SET PROBLEM> Condense the passage on cap-and-trade into two sentences.

EXTRACTED TEXT>

Companies that successfully shift to low-spew practices profit. Protections would be built into the legislated system, in the form of an apportioning of free and auctioned allowances, to protect industries that cannot do business without spew. There would also be protections for consumers, in the form of rebated auction revenues.
A small portion of offsets would likely be included in a cap&trade system that allow companies to pay for greenhouse gas emissions (GhG) cuts in emerging economies rather than make cuts in their own operations because GhGs are, after all, a universal and not a local problem.
The basic wisdom of cap&trade is that it gives business interests the opportunity to control their own destinies in the shift to an emissions-constrained economy.
EcoSecurities’ Marc Stuart began the discussion by reminding everybody there are three levels of emissions-regulating activities. At the international level, emissions controls are stymied by the failure of the community of nations to get a potent agreement at the December Copenhagen meeting. At the national level, emissions controls are stymied by the deadlock in the Senate. At the local level, several states and groups of states are making impressive but inadequate progress.

RECORD EXCERPTS>
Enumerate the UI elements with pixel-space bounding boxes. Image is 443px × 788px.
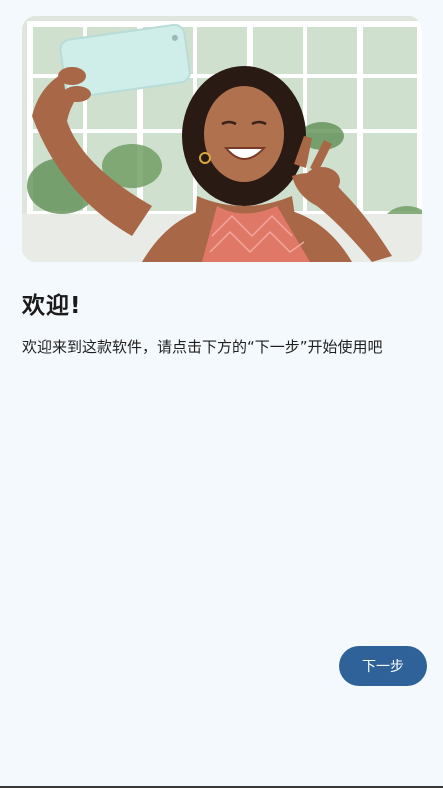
next-button[interactable]: 下一步 bbox=[339, 646, 427, 686]
welcome-description: 欢迎来到这款软件，请点击下方的“下一步”开始使用吧 bbox=[22, 338, 383, 356]
welcome-title: 欢迎! bbox=[22, 293, 82, 319]
hero-image bbox=[22, 16, 422, 262]
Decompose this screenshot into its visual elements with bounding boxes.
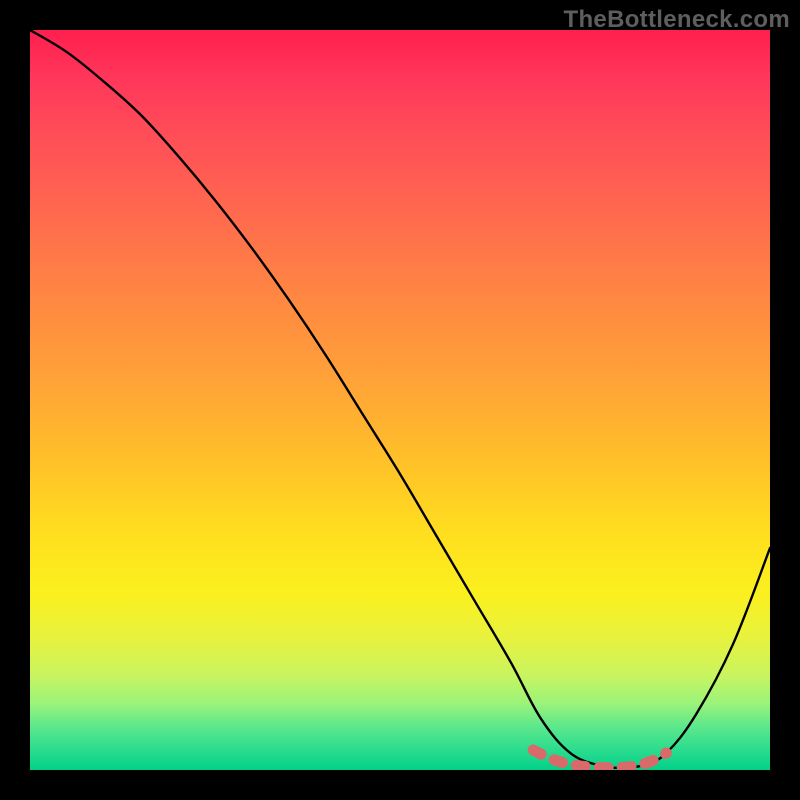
bottleneck-curve — [30, 30, 770, 768]
plot-area — [30, 30, 770, 770]
min-highlight — [533, 750, 666, 768]
watermark-text: TheBottleneck.com — [564, 6, 790, 34]
curve-svg — [30, 30, 770, 770]
chart-container: TheBottleneck.com — [0, 0, 800, 800]
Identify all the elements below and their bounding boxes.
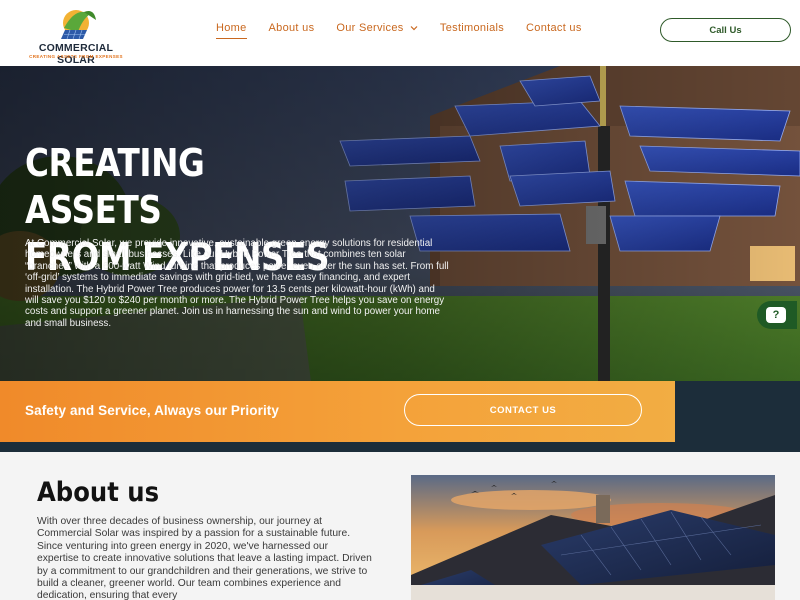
call-us-button[interactable]: Call Us — [660, 18, 791, 42]
promo-bar: Safety and Service, Always our Priority … — [0, 381, 675, 442]
hero-section: CREATING ASSETS FROM EXPENSES At Commerc… — [0, 66, 800, 452]
promo-underline — [0, 442, 675, 452]
about-house-image — [411, 475, 775, 600]
main-nav: Home About us Our Services Testimonials … — [216, 22, 604, 39]
nav-about-us[interactable]: About us — [269, 22, 315, 34]
about-description: With over three decades of business owne… — [37, 516, 372, 600]
help-chat-button[interactable]: ? — [757, 301, 797, 329]
nav-home[interactable]: Home — [216, 22, 247, 39]
chevron-down-icon — [410, 26, 418, 31]
nav-contact-us[interactable]: Contact us — [526, 22, 582, 34]
nav-our-services-label: Our Services — [336, 22, 404, 34]
logo-tagline: CREATING ASSETS FROM EXPENSES — [29, 54, 123, 59]
site-header: COMMERCIAL SOLAR CREATING ASSETS FROM EX… — [0, 0, 800, 66]
about-title: About us — [37, 477, 160, 508]
hero-description: At Commercial Solar, we provide innovati… — [25, 238, 449, 329]
contact-us-button[interactable]: CONTACT US — [404, 394, 642, 426]
nav-testimonials[interactable]: Testimonials — [440, 22, 504, 34]
question-chat-icon: ? — [766, 307, 786, 323]
about-section: About us With over three decades of busi… — [0, 452, 800, 600]
promo-dark-strip — [675, 381, 800, 452]
nav-our-services[interactable]: Our Services — [336, 22, 418, 34]
hero-title-line1: CREATING ASSETS — [25, 141, 205, 232]
promo-text: Safety and Service, Always our Priority — [25, 403, 279, 418]
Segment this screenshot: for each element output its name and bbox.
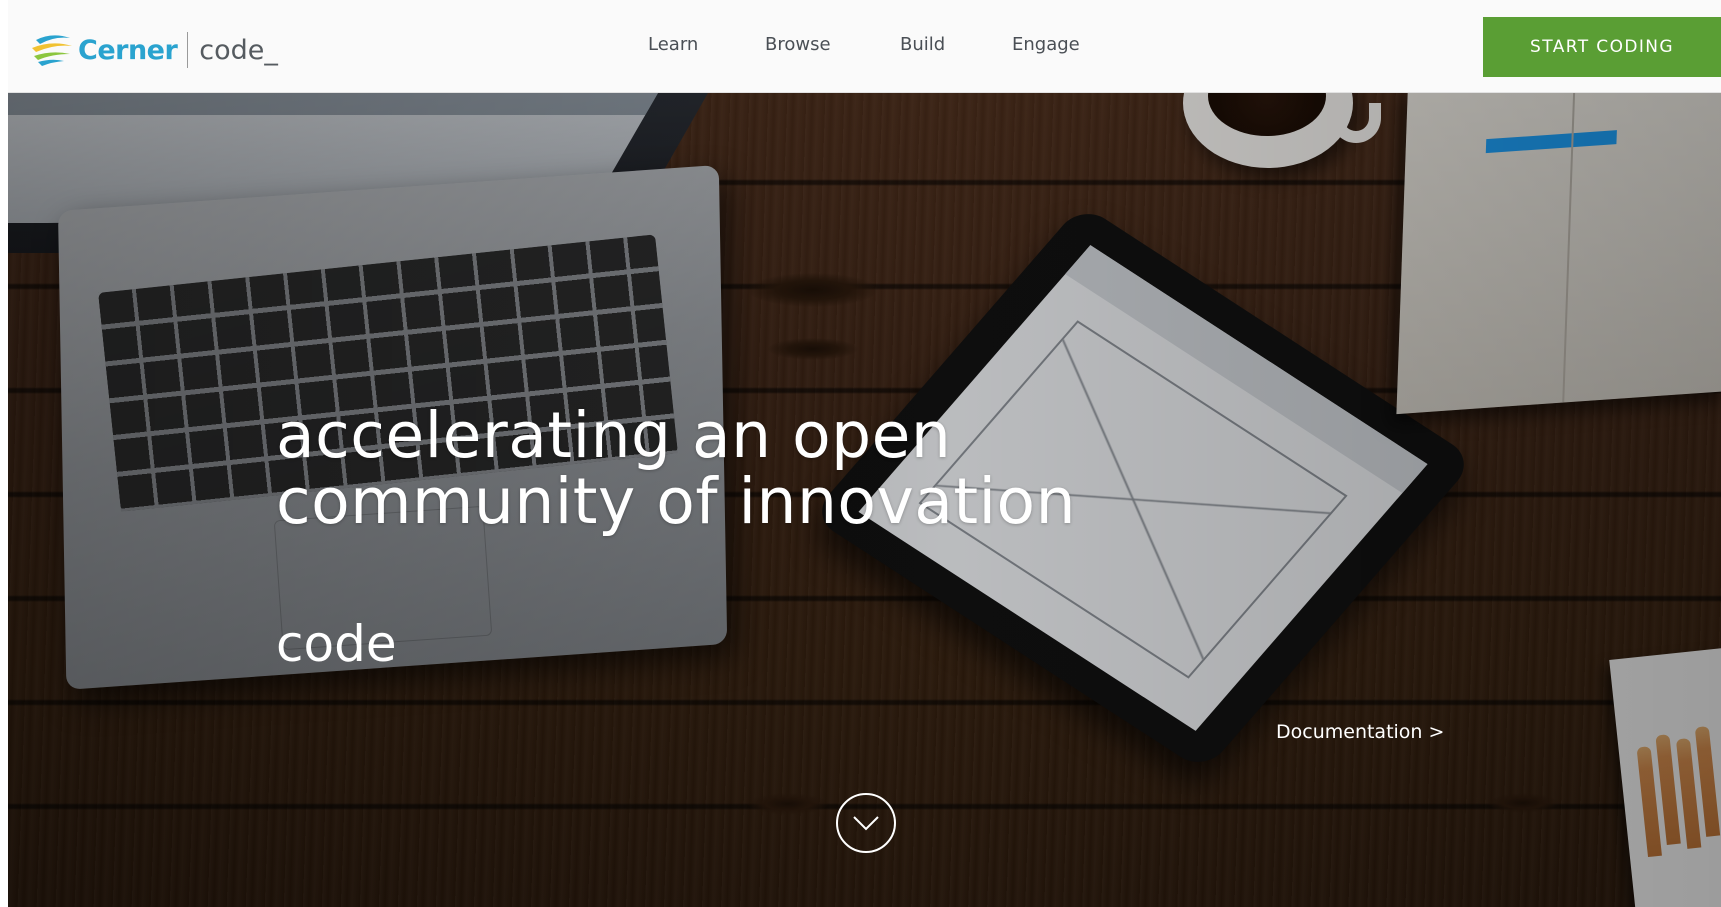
hero-headline-line-1: accelerating an open bbox=[276, 399, 952, 472]
nav-item-build[interactable]: Build bbox=[900, 34, 945, 55]
nav-item-browse[interactable]: Browse bbox=[765, 34, 831, 55]
main-nav: Learn Browse Build Engage bbox=[8, 34, 1721, 58]
start-coding-button[interactable]: START CODING bbox=[1483, 17, 1721, 77]
documentation-link[interactable]: Documentation > bbox=[1276, 721, 1444, 743]
hero-headline: accelerating an open community of innova… bbox=[276, 403, 1276, 535]
chevron-down-icon bbox=[853, 816, 879, 831]
site-header: Cerner code_ Learn Browse Build Engage S… bbox=[8, 0, 1721, 93]
nav-item-learn[interactable]: Learn bbox=[648, 34, 698, 55]
hero-banner: accelerating an open community of innova… bbox=[8, 93, 1721, 907]
nav-item-engage[interactable]: Engage bbox=[1012, 34, 1080, 55]
hero-subhead: code bbox=[276, 615, 397, 673]
hero-headline-line-2: community of innovation bbox=[276, 465, 1077, 538]
scroll-down-button[interactable] bbox=[836, 793, 896, 853]
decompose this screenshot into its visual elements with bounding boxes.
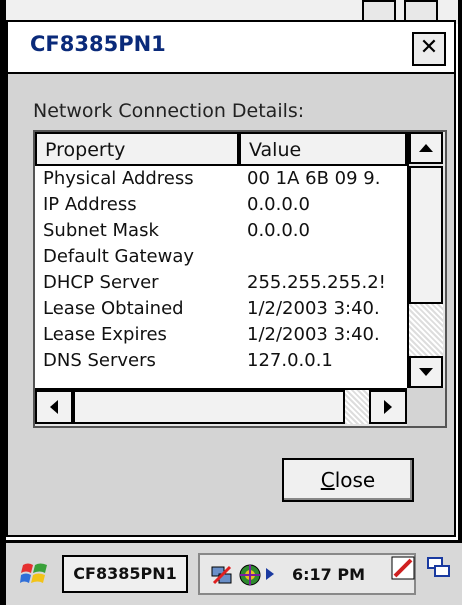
horizontal-scrollbar[interactable] <box>35 388 407 426</box>
list-item[interactable]: DHCP Server 255.255.255.2! <box>35 272 407 298</box>
horizontal-scroll-thumb[interactable] <box>73 390 345 424</box>
column-header-property[interactable]: Property <box>35 132 239 166</box>
value-cell: 1/2/2003 3:40. <box>247 298 380 319</box>
value-cell: 1/2/2003 3:40. <box>247 324 380 345</box>
task-button[interactable]: CF8385PN1 <box>62 555 188 593</box>
list-item[interactable]: Lease Expires 1/2/2003 3:40. <box>35 324 407 350</box>
taskbar: CF8385PN1 6:17 PM <box>6 540 462 605</box>
property-cell: IP Address <box>43 194 137 215</box>
value-cell: 00 1A 6B 09 9. <box>247 168 381 189</box>
system-tray: 6:17 PM <box>198 553 416 595</box>
property-cell: DHCP Server <box>43 272 159 293</box>
value-cell: 0.0.0.0 <box>247 220 310 241</box>
arrow-down-icon <box>419 368 433 376</box>
network-details-dialog: CF8385PN1 ✕ Network Connection Details: … <box>6 20 456 537</box>
title-bar: CF8385PN1 ✕ <box>8 22 454 74</box>
value-cell: 127.0.0.1 <box>247 350 333 371</box>
arrow-up-icon <box>419 144 433 152</box>
list-rows: Physical Address 00 1A 6B 09 9. IP Addres… <box>35 168 407 376</box>
scroll-down-button[interactable] <box>409 356 443 388</box>
scroll-up-button[interactable] <box>409 132 443 164</box>
value-cell <box>239 246 407 272</box>
vertical-scrollbar[interactable] <box>407 132 445 390</box>
close-icon[interactable]: ✕ <box>412 32 446 66</box>
list-item[interactable]: Physical Address 00 1A 6B 09 9. <box>35 168 407 194</box>
start-icon[interactable] <box>20 559 50 589</box>
close-button-label: lose <box>334 468 376 492</box>
property-cell: DNS Servers <box>43 350 156 371</box>
section-label: Network Connection Details: <box>33 100 305 122</box>
list-item[interactable]: Default Gateway <box>35 246 407 272</box>
value-cell: 0.0.0.0 <box>247 194 310 215</box>
windows-switch-icon[interactable] <box>426 555 452 581</box>
vertical-scroll-thumb[interactable] <box>409 166 443 304</box>
expand-arrow-icon[interactable] <box>266 568 274 580</box>
close-button[interactable]: Close <box>282 458 414 502</box>
close-button-accelerator: C <box>320 468 335 492</box>
list-item[interactable]: DNS Servers 127.0.0.1 <box>35 350 407 376</box>
scroll-right-button[interactable] <box>369 390 407 424</box>
screen-border <box>458 0 462 540</box>
scrollbar-corner <box>407 388 445 426</box>
vertical-scroll-track[interactable] <box>409 304 443 356</box>
screen: CF8385PN1 ✕ Network Connection Details: … <box>0 0 462 605</box>
network-icon[interactable] <box>210 563 234 587</box>
list-item[interactable]: Lease Obtained 1/2/2003 3:40. <box>35 298 407 324</box>
horizontal-scroll-track[interactable] <box>345 390 369 424</box>
network-details-list[interactable]: Property Value Physical Address 00 1A 6B … <box>33 130 447 428</box>
stylus-icon[interactable] <box>390 555 416 581</box>
arrow-right-icon <box>384 400 392 414</box>
clock[interactable]: 6:17 PM <box>292 565 365 584</box>
column-header-value[interactable]: Value <box>239 132 407 166</box>
scroll-left-button[interactable] <box>35 390 73 424</box>
property-cell: Default Gateway <box>43 246 195 267</box>
dialog-title: CF8385PN1 <box>30 32 166 56</box>
property-cell: Subnet Mask <box>43 220 159 241</box>
property-cell: Lease Expires <box>43 324 167 345</box>
property-cell: Physical Address <box>43 168 194 189</box>
arrow-left-icon <box>50 400 58 414</box>
list-header: Property Value <box>35 132 407 166</box>
property-cell: Lease Obtained <box>43 298 184 319</box>
value-cell: 255.255.255.2! <box>247 272 386 293</box>
list-item[interactable]: IP Address 0.0.0.0 <box>35 194 407 220</box>
connection-icon[interactable] <box>238 563 262 587</box>
list-item[interactable]: Subnet Mask 0.0.0.0 <box>35 220 407 246</box>
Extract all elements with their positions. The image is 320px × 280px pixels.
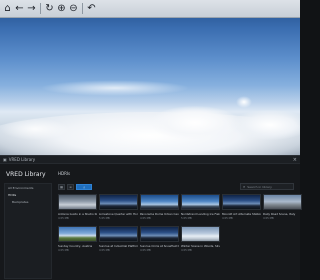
cloud-puff	[230, 110, 300, 140]
hdri-size: 4 05 MB	[99, 249, 110, 252]
hdri-size: 4 05 MB	[140, 217, 151, 220]
hdri-thumbnail	[181, 194, 220, 210]
grid-view-button[interactable]: ▦	[58, 183, 65, 190]
home-button[interactable]: ⌂	[2, 2, 13, 16]
sidebar-item-all-environments[interactable]: All Environments	[5, 184, 51, 191]
hdri-size: 4 05 MB	[58, 249, 69, 252]
cloud-wisp	[40, 80, 190, 96]
hdri-title: Sunday Country, Austria	[58, 244, 93, 248]
zoom-in-icon: ⊕	[57, 2, 66, 14]
hdri-thumbnail	[99, 194, 138, 210]
hdri-size: 4 05 MB	[181, 249, 192, 252]
hdri-size: 4 05 MB	[222, 217, 233, 220]
undo-button[interactable]: ↶	[86, 2, 97, 16]
hdri-tile[interactable]: Sunday Country, Austria 4 05 MB	[58, 226, 97, 252]
hdri-tile[interactable]: Limestone Quarter with Horizon5 05 MB	[99, 194, 138, 220]
hdri-size: 4 05 MB	[140, 249, 151, 252]
refresh-button[interactable]: ↻	[44, 2, 55, 16]
search-placeholder: Search in library	[247, 184, 272, 189]
hdri-size: 5 05 MB	[181, 217, 192, 220]
sidebar-item-hdrs[interactable]: HDRs	[5, 191, 51, 198]
hdri-tile[interactable]: Winter Scene in Woods, Silver 4 05 MB	[181, 226, 220, 252]
library-sidebar: All Environments HDRs Backplates	[4, 183, 52, 279]
search-field[interactable]: ⌕ Search in library	[240, 183, 294, 190]
zoom-out-button[interactable]: ⊖	[68, 2, 79, 16]
search-icon: ⌕	[243, 184, 246, 189]
hdri-size: 4 05 MB	[58, 217, 69, 220]
forward-button[interactable]: →	[26, 2, 37, 16]
zoom-out-icon: ⊖	[69, 2, 78, 14]
arrow-left-icon: ←	[15, 2, 24, 14]
toolbar-separator	[40, 3, 41, 14]
hdri-title: Limestone Quarter with Horizon	[99, 212, 138, 216]
render-viewport[interactable]: ⌂ ← → ↻ ⊕ ⊖ ↶	[0, 0, 300, 155]
hdri-thumbnail	[58, 194, 97, 210]
home-icon: ⌂	[4, 2, 11, 14]
cloud-wisp	[0, 118, 70, 140]
hdri-tile[interactable]: Sunrise Circle at Snowfield River4 05 MB	[140, 226, 179, 252]
hdri-title: Moonlit Art Alternate Station	[222, 212, 261, 216]
library-icon: ▣	[3, 157, 7, 162]
download-button[interactable]: ⤓	[76, 183, 92, 190]
hdri-title: Winter Scene in Woods, Silver	[181, 244, 220, 248]
view-controls: ▦ ≡ ⤓	[58, 183, 92, 190]
hdri-size: 4 05 MB	[263, 217, 274, 220]
hdri-tile[interactable]: Daily Road Scene, Italy 4 05 MB	[263, 194, 302, 220]
back-button[interactable]: ←	[14, 2, 25, 16]
library-panel: ▣ VRED Library × VRED Library HDRIs All …	[0, 155, 302, 280]
zoom-in-button[interactable]: ⊕	[56, 2, 67, 16]
cloud-puff	[236, 96, 252, 108]
panel-title-bar[interactable]: ▣ VRED Library ×	[0, 156, 300, 164]
hdri-tile[interactable]: Nordstrand Landing Ice Field 5 05 MB	[181, 194, 220, 220]
refresh-icon: ↻	[45, 2, 54, 14]
hdri-title: Antonia Guido in a Studio Kits	[58, 212, 97, 216]
hdri-tile[interactable]: Antonia Guido in a Studio Kits 4 05 MB	[58, 194, 97, 220]
hdri-size: 5 05 MB	[99, 217, 110, 220]
hdri-title: Nordstrand Landing Ice Field	[181, 212, 220, 216]
close-icon[interactable]: ×	[293, 157, 297, 163]
hdri-thumbnail	[58, 226, 97, 242]
section-heading: HDRIs	[58, 171, 71, 176]
cloud-puff	[150, 106, 240, 140]
hdri-title: Daily Road Scene, Italy	[263, 212, 296, 216]
arrow-right-icon: →	[27, 2, 36, 14]
viewport-toolbar: ⌂ ← → ↻ ⊕ ⊖ ↶	[0, 0, 300, 18]
undo-icon: ↶	[87, 2, 96, 14]
list-view-button[interactable]: ≡	[67, 183, 74, 190]
sidebar-item-backplates[interactable]: Backplates	[5, 198, 51, 205]
hdri-thumbnail	[140, 194, 179, 210]
hdri-tile[interactable]: Moonlit Art Alternate Station 4 05 MB	[222, 194, 261, 220]
hdri-title: Sunrise at Industrial Platform	[99, 244, 138, 248]
hdri-thumbnail	[181, 226, 220, 242]
hdri-tile[interactable]: Sunrise at Industrial Platform 4 05 MB	[99, 226, 138, 252]
library-heading: VRED Library	[6, 171, 46, 178]
hdri-thumbnail	[140, 226, 179, 242]
hdri-thumbnail	[99, 226, 138, 242]
hdri-title: Panorama Dome Urban Center	[140, 212, 179, 216]
hdri-thumbnail	[263, 194, 302, 210]
hdri-thumbnail	[222, 194, 261, 210]
hdri-title: Sunrise Circle at Snowfield River	[140, 244, 179, 248]
toolbar-separator	[82, 3, 83, 14]
panel-window-title: VRED Library	[8, 157, 36, 162]
hdri-tile[interactable]: Panorama Dome Urban Center 4 05 MB	[140, 194, 179, 220]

EXERCISE OUTPUT> A legislated cap-and-trade system would reward companies that shift to low-emission practices, would protect emissions-dependent industries through free and auctioned allowances and consumers through rebated auction revenues, and would likely let companies buy a small share of emissions cuts in emerging economies. EcoSecurities' Marc Stuart noted that emissions controls are stymied internationally by the failure to reach a potent agreement in Copenhagen and nationally by Senate deadlock, while several states are making impressive but inadequate progress.